>> BEGIN Dataset rows

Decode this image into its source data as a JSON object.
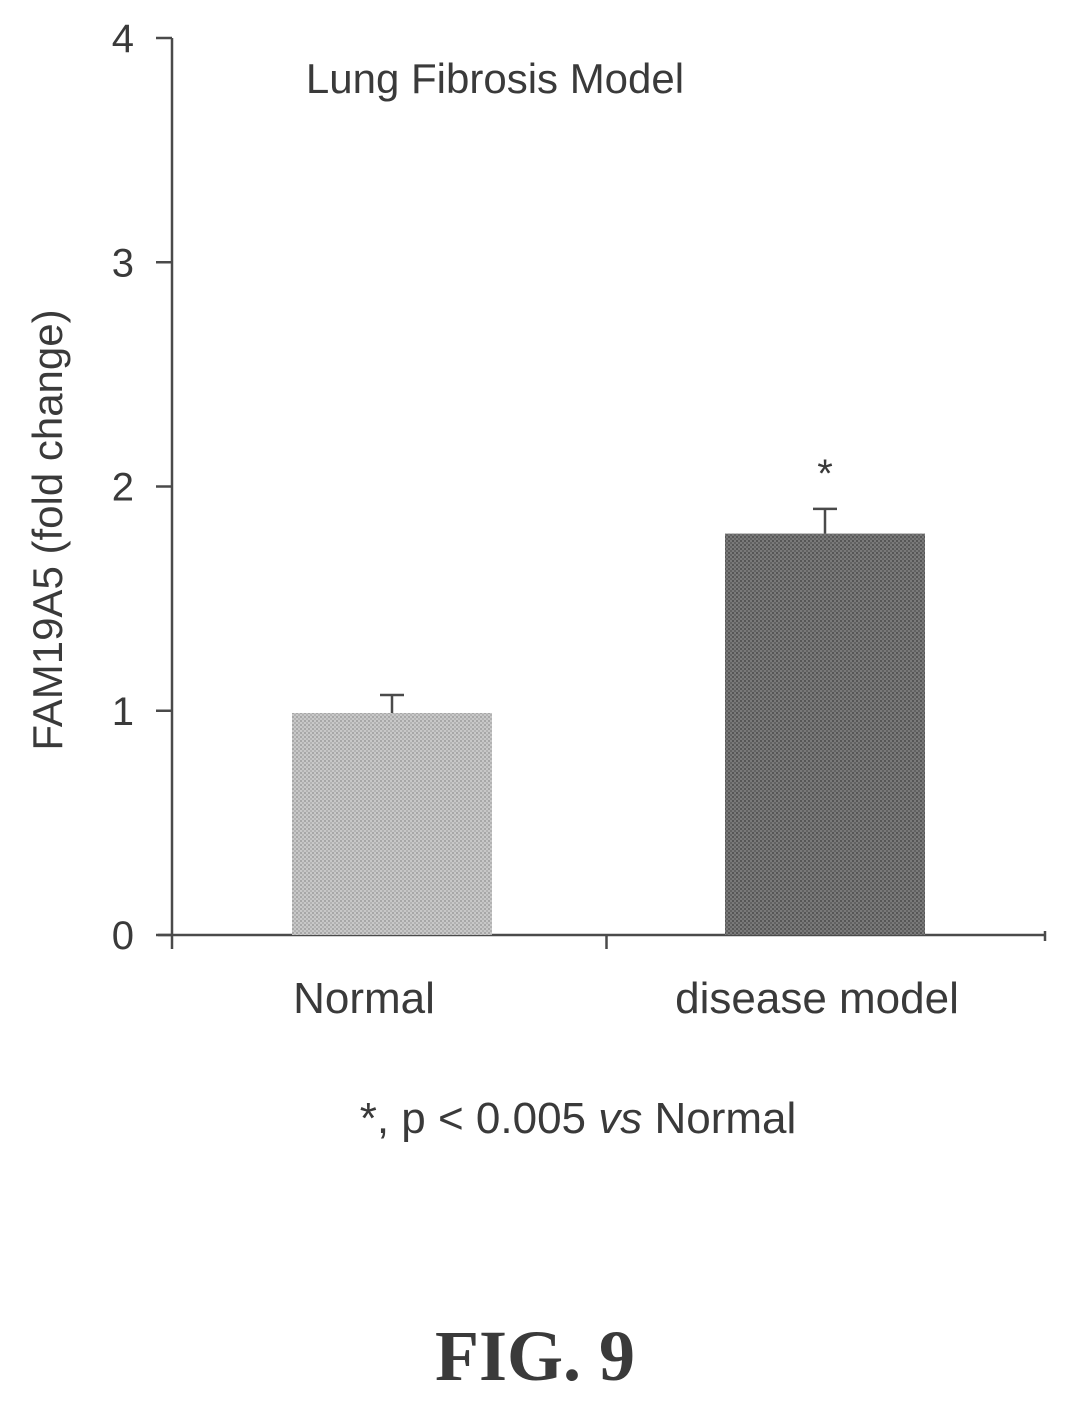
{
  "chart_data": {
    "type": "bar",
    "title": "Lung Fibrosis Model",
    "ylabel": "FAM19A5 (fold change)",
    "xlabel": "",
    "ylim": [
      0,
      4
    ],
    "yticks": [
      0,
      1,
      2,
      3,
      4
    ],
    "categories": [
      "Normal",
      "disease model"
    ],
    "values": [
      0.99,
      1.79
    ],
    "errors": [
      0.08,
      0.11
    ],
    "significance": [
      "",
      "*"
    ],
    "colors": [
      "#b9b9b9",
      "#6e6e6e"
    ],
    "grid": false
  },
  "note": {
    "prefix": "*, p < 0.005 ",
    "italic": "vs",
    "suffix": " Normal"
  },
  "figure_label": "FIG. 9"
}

>> END Dataset rows
>> BEGIN Dataset rows

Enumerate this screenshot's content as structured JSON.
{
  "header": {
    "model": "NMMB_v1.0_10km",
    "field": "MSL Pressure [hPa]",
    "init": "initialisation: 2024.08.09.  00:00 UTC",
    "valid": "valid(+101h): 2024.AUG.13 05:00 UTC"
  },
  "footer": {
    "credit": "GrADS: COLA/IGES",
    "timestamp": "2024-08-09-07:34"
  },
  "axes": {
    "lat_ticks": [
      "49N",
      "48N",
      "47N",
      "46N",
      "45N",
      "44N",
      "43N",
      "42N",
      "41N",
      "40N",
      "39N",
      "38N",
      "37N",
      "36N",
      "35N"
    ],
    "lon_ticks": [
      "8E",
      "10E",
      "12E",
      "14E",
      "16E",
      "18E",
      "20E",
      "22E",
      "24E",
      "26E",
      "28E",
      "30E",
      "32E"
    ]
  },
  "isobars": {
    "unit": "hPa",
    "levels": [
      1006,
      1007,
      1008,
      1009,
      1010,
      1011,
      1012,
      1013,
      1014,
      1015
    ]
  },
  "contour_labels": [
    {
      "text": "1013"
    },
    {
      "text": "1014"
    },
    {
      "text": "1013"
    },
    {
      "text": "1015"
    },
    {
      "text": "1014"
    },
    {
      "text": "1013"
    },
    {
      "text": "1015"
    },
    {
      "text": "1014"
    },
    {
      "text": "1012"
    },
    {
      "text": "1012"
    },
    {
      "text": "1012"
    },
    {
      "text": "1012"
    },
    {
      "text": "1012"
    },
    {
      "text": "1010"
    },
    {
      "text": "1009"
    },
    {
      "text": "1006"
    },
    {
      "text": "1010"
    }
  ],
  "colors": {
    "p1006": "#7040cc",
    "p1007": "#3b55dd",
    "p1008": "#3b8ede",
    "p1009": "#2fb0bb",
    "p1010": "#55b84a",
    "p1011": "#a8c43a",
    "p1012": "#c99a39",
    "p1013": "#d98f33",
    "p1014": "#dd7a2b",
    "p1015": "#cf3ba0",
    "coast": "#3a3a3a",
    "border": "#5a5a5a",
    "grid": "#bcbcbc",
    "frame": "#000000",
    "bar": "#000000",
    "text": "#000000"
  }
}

>> END Dataset rows

## Written task
Collect the complete line wherever the string "this" appears in the records.

## In response
Decode this image into its source data as a JSON object.
Enumerate this screenshot's content as structured JSON.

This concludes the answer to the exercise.